Yapılacak İş: Aşağıdaki Cem Sultan metninde "Buradan Chamber ve" ifadesinden başlayıp "duka altın ödeyecekti." ifadesine kadar uzanan bölümün tamamını hiçbir değişiklik yapmadan yazıya geçirin.

Ki kalur yânına her kim ne itse.
Buradan Chamber ve Rumilly kalelerine nakledildi. Rumilly’de
iken Savua dükası birinci Carlo, Cem Sultan’ı şövalyelerin elinden kurtarmaya
çalıştı ise de, durumu öğrenen şövalyeler, Cem’i, Puet şatosuna götürdüler.
Kardeşi Cem Sultan’ın Avrupa’ya gitmesi ve hıristiyanların
eline geçmesi, ikinci Bâyezid Han’ı çok zor durumda bıraktı. Buna rağmen
hânedânın şerefini korumaya dikkat etti. 7 Aralık 1482 günü şövalyelerin reîsi
ile bir andlaşma imzaladı. Bu andlaşmaya göre, her senenin 1 Ağustos günü
kardeşinin masraflarına karşılık kırk beş bin duka altın ödeyecekti.

Sağlanan Kayıtlar:

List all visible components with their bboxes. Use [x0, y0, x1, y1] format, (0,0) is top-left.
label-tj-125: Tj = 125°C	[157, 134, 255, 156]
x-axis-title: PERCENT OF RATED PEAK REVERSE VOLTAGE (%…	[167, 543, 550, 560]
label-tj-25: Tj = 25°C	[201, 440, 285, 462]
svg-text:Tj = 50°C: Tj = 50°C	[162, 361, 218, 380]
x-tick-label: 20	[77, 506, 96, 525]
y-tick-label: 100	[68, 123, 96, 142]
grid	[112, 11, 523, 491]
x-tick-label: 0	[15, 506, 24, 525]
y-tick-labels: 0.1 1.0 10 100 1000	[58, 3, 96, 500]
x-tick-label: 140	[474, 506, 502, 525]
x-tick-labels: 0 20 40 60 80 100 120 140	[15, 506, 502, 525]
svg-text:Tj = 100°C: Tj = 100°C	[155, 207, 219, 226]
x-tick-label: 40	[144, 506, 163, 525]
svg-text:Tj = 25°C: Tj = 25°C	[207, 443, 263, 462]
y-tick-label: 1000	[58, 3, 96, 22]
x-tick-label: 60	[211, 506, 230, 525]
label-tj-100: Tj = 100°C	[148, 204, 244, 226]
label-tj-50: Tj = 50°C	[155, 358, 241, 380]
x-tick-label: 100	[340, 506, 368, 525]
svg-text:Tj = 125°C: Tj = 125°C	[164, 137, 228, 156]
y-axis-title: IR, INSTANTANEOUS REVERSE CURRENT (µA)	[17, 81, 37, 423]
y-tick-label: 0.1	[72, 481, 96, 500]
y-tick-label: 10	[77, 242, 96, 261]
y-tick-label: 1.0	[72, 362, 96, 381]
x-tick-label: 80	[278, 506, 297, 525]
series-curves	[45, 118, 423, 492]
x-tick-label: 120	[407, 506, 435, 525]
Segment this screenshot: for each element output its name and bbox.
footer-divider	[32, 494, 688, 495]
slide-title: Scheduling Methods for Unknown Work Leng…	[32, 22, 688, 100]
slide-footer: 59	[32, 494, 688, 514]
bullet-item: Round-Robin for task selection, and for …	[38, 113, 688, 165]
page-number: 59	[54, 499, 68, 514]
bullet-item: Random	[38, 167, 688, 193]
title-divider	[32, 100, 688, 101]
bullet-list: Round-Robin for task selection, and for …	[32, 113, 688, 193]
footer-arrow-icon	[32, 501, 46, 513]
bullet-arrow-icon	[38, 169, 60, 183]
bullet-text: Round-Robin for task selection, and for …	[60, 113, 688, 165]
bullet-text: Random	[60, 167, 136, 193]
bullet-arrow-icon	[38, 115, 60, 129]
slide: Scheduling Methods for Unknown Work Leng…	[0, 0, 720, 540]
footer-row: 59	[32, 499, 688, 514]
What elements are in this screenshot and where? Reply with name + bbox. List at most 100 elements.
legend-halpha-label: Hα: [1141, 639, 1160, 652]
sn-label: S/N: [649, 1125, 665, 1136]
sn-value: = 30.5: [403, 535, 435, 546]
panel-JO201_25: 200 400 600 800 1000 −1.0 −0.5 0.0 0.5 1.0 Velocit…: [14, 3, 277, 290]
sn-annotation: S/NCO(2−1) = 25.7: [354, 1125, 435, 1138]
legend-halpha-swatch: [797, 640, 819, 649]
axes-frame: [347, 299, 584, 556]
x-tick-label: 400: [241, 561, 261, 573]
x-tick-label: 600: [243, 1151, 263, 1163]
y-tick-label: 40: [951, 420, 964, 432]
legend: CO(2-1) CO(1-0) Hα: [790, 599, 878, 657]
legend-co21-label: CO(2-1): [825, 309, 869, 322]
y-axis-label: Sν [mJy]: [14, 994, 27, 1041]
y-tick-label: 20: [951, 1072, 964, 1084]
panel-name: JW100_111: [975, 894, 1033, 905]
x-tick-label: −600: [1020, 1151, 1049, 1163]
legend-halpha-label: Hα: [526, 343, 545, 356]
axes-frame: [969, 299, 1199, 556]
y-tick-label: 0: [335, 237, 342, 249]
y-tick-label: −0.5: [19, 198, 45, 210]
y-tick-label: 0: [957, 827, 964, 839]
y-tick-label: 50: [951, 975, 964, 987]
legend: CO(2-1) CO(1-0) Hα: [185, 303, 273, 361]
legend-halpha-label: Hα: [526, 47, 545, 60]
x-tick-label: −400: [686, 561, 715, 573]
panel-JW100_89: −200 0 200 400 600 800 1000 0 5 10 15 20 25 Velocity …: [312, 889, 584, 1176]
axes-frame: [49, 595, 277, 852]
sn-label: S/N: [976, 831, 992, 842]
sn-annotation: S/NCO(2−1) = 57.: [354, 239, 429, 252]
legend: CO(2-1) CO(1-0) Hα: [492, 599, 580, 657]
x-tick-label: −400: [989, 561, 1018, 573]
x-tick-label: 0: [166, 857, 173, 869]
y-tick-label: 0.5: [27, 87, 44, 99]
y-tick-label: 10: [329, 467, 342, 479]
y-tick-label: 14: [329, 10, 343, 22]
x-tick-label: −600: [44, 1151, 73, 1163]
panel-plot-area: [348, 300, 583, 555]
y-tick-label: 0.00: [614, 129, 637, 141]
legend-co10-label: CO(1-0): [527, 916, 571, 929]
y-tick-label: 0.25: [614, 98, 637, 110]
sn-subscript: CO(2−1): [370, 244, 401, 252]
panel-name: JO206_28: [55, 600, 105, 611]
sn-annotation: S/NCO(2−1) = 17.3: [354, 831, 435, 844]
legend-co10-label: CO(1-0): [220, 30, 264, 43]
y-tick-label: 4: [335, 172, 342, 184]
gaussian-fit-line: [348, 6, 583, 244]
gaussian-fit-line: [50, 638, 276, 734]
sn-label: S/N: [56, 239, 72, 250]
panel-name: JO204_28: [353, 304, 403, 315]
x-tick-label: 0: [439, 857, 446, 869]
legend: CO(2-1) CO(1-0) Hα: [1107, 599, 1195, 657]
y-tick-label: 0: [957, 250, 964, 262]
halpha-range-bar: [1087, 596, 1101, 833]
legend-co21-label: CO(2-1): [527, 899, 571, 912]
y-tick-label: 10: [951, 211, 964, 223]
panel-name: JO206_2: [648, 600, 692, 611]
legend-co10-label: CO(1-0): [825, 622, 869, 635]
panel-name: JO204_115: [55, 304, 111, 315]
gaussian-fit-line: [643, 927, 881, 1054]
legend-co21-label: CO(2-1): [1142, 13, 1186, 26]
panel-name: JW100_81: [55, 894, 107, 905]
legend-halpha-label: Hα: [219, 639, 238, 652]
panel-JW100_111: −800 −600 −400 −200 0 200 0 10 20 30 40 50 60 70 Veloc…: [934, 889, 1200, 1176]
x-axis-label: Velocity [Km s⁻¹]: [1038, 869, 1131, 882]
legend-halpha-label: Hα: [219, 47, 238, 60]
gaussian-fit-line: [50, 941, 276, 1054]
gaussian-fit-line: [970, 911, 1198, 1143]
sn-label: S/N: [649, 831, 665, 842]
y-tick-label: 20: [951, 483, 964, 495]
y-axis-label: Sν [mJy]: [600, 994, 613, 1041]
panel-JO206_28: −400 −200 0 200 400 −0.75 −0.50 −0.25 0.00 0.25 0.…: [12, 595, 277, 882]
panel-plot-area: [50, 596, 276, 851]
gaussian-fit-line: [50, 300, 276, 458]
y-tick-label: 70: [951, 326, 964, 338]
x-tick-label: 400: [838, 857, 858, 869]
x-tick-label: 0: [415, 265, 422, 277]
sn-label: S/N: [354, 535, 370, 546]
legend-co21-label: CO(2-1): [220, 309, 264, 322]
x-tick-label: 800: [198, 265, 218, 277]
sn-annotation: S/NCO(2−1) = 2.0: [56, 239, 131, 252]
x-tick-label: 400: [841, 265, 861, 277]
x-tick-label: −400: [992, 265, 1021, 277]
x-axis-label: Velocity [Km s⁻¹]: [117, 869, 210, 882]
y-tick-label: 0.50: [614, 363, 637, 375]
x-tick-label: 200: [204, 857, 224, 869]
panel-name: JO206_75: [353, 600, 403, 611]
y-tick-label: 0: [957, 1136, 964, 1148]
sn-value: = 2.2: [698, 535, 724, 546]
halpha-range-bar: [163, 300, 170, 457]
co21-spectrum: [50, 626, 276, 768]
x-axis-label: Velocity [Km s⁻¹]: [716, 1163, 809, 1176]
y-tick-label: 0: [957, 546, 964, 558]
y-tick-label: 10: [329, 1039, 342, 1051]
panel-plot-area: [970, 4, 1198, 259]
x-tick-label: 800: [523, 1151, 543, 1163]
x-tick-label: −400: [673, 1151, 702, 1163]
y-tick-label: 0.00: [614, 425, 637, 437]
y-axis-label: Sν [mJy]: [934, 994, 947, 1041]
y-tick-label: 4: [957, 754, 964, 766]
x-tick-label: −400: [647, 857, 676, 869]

Göreve Yanıt:
Buradan Chamber ve Rumilly kalelerine nakledildi. Rumilly’de
iken Savua dükası birinci Carlo, Cem Sultan’ı şövalyelerin elinden kurtarmaya
çalıştı ise de, durumu öğrenen şövalyeler, Cem’i, Puet şatosuna götürdüler.
Kardeşi Cem Sultan’ın Avrupa’ya gitmesi ve hıristiyanların
eline geçmesi, ikinci Bâyezid Han’ı çok zor durumda bıraktı. Buna rağmen
hânedânın şerefini korumaya dikkat etti. 7 Aralık 1482 günü şövalyelerin reîsi
ile bir andlaşma imzaladı. Bu andlaşmaya göre, her senenin 1 Ağustos günü
kardeşinin masraflarına karşılık kırk beş bin duka altın ödeyecekti.